Filter the records below for the word "actor". Copy each line that holds it.

Records contained in a dataset:
────────────────────
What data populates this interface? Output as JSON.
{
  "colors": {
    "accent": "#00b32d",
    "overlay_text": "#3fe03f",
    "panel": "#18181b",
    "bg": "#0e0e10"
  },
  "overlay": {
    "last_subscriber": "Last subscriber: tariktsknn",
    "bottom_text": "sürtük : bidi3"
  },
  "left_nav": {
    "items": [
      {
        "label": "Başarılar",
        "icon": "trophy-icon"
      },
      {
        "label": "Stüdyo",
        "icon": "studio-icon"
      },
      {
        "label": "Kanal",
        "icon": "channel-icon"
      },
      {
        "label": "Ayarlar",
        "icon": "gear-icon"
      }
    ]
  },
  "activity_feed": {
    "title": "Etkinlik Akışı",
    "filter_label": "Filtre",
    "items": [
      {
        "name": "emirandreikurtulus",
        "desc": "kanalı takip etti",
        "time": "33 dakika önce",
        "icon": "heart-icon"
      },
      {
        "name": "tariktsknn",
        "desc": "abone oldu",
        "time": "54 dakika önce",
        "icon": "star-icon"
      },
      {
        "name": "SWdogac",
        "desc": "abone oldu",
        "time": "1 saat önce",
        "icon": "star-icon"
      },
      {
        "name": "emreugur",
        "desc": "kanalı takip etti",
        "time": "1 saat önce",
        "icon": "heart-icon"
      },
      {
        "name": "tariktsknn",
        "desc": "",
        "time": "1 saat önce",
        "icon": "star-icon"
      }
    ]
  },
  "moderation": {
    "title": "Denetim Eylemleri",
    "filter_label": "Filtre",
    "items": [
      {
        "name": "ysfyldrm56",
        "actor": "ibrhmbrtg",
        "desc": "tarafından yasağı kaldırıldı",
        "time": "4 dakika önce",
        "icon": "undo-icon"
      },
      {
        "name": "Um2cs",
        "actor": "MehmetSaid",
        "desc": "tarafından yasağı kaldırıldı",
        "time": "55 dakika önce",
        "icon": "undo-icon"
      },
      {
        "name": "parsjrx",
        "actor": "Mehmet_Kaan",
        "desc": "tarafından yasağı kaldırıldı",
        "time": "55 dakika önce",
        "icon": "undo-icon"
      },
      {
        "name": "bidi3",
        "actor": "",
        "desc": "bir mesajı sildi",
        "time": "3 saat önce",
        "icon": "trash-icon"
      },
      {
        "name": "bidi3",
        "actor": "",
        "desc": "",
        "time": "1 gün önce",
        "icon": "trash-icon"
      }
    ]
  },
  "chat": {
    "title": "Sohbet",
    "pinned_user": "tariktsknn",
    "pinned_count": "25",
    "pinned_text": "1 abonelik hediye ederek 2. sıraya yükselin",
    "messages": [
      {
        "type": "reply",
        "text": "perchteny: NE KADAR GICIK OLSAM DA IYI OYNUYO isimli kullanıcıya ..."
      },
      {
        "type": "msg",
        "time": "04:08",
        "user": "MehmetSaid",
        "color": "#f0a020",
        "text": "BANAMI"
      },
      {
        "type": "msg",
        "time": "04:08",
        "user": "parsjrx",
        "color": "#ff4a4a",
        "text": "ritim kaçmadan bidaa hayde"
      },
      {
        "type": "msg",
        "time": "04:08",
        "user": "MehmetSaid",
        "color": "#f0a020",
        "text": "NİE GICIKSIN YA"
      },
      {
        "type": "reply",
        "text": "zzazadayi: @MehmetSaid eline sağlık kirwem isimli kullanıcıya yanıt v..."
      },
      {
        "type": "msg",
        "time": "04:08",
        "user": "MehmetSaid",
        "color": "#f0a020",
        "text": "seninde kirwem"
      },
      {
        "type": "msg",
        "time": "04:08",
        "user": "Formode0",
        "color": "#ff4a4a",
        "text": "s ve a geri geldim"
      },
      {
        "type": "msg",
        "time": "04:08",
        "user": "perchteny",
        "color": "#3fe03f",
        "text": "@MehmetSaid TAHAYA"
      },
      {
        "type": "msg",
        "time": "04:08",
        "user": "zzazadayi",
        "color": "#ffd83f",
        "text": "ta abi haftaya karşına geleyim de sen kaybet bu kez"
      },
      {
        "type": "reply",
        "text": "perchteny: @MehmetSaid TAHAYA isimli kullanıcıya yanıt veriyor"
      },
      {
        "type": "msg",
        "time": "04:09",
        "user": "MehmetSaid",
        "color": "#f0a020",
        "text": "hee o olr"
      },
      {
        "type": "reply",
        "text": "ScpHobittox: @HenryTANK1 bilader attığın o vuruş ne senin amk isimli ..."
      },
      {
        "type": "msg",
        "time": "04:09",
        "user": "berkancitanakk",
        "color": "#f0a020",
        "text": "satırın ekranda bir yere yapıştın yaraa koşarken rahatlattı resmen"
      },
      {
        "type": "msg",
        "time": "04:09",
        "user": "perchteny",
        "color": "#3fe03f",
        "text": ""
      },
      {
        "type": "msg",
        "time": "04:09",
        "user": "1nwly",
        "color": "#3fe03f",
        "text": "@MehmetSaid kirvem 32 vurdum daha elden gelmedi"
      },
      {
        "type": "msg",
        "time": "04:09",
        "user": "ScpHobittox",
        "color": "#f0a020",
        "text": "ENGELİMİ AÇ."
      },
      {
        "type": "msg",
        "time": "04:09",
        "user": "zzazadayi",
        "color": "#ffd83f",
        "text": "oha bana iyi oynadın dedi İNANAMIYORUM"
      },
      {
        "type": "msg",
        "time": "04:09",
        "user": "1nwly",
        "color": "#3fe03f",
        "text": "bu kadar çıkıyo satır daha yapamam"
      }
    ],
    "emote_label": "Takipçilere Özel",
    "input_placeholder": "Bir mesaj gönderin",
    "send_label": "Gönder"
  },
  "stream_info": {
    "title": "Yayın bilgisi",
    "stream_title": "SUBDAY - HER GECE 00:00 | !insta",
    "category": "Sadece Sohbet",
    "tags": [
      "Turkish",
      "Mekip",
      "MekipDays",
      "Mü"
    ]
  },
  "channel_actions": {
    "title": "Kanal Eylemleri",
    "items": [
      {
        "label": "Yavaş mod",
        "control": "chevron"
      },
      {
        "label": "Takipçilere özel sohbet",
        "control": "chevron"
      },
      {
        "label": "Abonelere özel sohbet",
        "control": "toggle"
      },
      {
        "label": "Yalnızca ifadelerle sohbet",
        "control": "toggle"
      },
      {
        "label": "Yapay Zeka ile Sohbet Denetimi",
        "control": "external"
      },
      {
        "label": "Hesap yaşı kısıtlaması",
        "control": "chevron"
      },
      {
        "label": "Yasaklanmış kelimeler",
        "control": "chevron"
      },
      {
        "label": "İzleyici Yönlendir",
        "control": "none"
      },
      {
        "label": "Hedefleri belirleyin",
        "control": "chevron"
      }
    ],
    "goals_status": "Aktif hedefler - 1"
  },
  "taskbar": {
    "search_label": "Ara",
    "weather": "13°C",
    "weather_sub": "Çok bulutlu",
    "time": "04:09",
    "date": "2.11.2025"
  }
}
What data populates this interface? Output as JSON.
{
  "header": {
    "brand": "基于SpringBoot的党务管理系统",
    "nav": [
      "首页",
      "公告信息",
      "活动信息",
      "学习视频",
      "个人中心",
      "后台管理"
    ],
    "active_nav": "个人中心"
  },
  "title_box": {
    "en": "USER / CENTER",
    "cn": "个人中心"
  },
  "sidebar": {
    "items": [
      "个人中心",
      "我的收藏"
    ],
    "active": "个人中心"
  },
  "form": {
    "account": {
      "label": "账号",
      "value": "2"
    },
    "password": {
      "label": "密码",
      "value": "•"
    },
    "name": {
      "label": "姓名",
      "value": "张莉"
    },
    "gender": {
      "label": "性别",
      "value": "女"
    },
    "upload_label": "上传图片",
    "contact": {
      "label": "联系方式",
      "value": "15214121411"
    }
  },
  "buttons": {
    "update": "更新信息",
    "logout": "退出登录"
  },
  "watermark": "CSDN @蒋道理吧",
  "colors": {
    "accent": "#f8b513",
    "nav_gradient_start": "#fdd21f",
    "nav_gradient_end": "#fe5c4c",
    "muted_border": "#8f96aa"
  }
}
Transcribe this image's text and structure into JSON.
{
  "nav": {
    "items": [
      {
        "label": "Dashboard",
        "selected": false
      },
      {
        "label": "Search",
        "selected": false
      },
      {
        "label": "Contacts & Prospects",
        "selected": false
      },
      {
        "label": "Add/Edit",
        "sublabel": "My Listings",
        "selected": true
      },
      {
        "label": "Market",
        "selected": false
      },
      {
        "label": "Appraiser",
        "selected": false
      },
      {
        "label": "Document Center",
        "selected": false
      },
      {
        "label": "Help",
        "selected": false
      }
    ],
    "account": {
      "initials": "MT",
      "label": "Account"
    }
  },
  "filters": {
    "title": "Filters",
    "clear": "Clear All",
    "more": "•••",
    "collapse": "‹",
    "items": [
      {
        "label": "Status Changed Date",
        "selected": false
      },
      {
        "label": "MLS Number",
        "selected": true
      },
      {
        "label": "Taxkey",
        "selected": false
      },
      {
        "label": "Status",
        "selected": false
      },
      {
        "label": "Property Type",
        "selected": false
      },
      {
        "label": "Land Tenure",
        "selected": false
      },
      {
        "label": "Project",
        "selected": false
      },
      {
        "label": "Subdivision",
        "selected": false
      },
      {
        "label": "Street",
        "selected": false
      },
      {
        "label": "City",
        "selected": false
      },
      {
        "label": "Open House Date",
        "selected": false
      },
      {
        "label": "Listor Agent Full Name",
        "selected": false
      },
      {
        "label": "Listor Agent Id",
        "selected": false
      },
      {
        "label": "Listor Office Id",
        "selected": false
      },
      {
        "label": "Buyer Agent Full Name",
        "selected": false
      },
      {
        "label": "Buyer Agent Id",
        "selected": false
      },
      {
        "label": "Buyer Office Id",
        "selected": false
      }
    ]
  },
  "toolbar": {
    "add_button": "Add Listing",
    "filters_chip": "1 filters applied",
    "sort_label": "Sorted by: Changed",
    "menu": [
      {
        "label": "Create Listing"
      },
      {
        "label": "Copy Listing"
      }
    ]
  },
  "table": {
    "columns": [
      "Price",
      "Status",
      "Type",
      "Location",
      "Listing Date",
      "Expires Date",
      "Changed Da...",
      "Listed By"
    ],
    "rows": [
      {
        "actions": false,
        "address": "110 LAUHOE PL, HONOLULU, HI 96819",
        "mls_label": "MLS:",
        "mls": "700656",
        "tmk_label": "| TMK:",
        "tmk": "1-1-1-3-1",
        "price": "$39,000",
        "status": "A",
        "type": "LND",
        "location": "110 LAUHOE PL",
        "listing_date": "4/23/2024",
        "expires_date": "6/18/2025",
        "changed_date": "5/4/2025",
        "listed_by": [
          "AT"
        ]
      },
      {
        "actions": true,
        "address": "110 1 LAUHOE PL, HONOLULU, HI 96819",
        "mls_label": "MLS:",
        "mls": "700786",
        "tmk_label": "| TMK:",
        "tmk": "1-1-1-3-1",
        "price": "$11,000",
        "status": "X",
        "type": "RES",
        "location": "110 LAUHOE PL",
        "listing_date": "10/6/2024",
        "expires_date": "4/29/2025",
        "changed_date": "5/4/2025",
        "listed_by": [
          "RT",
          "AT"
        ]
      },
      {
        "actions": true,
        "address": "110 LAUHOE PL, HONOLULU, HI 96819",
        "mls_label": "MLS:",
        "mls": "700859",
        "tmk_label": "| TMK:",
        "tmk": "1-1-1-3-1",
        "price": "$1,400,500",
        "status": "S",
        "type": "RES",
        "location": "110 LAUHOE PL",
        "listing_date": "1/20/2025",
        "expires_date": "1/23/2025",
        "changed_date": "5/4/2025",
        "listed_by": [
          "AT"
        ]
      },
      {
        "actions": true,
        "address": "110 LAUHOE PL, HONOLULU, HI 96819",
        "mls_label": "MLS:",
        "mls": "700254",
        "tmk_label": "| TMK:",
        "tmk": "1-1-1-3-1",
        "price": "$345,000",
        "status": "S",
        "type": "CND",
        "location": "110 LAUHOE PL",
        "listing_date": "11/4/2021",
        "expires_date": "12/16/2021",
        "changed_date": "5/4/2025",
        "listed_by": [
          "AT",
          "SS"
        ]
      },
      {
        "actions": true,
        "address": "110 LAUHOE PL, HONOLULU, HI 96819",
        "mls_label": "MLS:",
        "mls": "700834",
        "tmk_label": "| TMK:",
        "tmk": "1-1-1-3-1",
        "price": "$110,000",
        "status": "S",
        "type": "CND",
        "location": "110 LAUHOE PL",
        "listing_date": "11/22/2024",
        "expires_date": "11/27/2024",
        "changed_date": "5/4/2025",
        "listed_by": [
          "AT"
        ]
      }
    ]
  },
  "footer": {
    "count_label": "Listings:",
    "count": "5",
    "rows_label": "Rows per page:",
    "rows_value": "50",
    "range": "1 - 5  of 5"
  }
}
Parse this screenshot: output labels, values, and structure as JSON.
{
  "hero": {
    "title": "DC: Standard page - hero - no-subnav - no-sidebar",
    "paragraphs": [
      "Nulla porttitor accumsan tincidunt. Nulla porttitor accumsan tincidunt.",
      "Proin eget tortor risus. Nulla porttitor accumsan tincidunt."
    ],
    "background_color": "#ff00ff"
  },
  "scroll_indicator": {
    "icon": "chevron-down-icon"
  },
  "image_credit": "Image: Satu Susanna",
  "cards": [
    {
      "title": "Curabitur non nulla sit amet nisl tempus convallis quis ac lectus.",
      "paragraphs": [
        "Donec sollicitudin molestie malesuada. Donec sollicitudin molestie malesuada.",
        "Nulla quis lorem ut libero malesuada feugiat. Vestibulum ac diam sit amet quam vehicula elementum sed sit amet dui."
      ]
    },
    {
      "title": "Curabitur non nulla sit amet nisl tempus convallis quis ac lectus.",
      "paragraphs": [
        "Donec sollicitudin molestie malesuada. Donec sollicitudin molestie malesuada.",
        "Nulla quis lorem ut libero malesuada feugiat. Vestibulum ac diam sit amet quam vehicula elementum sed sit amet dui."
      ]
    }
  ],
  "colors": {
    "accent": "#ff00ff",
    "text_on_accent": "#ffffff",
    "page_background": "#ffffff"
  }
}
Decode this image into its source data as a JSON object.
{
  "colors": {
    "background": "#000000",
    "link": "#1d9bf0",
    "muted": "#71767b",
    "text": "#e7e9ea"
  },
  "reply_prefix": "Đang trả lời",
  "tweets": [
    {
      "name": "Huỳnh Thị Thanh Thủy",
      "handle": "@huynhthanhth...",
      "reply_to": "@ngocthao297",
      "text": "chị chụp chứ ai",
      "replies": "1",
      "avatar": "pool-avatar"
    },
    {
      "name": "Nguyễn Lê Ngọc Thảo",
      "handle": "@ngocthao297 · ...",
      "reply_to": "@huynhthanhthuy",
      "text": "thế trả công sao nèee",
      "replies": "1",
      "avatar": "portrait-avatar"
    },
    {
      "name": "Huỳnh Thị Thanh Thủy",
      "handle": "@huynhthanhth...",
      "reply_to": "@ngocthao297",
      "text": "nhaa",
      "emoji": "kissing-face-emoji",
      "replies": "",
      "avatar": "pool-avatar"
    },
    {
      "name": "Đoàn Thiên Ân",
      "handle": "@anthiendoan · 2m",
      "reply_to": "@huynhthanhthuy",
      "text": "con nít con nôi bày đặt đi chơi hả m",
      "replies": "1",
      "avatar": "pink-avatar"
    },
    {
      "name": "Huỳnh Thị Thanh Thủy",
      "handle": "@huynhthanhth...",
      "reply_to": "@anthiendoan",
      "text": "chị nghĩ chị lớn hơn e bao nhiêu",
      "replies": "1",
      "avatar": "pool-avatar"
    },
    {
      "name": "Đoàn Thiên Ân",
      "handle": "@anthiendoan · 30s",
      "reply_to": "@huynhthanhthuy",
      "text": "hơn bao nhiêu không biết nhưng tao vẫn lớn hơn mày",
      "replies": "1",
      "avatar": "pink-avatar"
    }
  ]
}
────────────────────
> **OUTPUT FOR THIS EXERCISE**:
        "actor": "ibrhmbrtg",
        "actor": "MehmetSaid",
        "actor": "Mehmet_Kaan",
        "actor": "",
        "actor": "",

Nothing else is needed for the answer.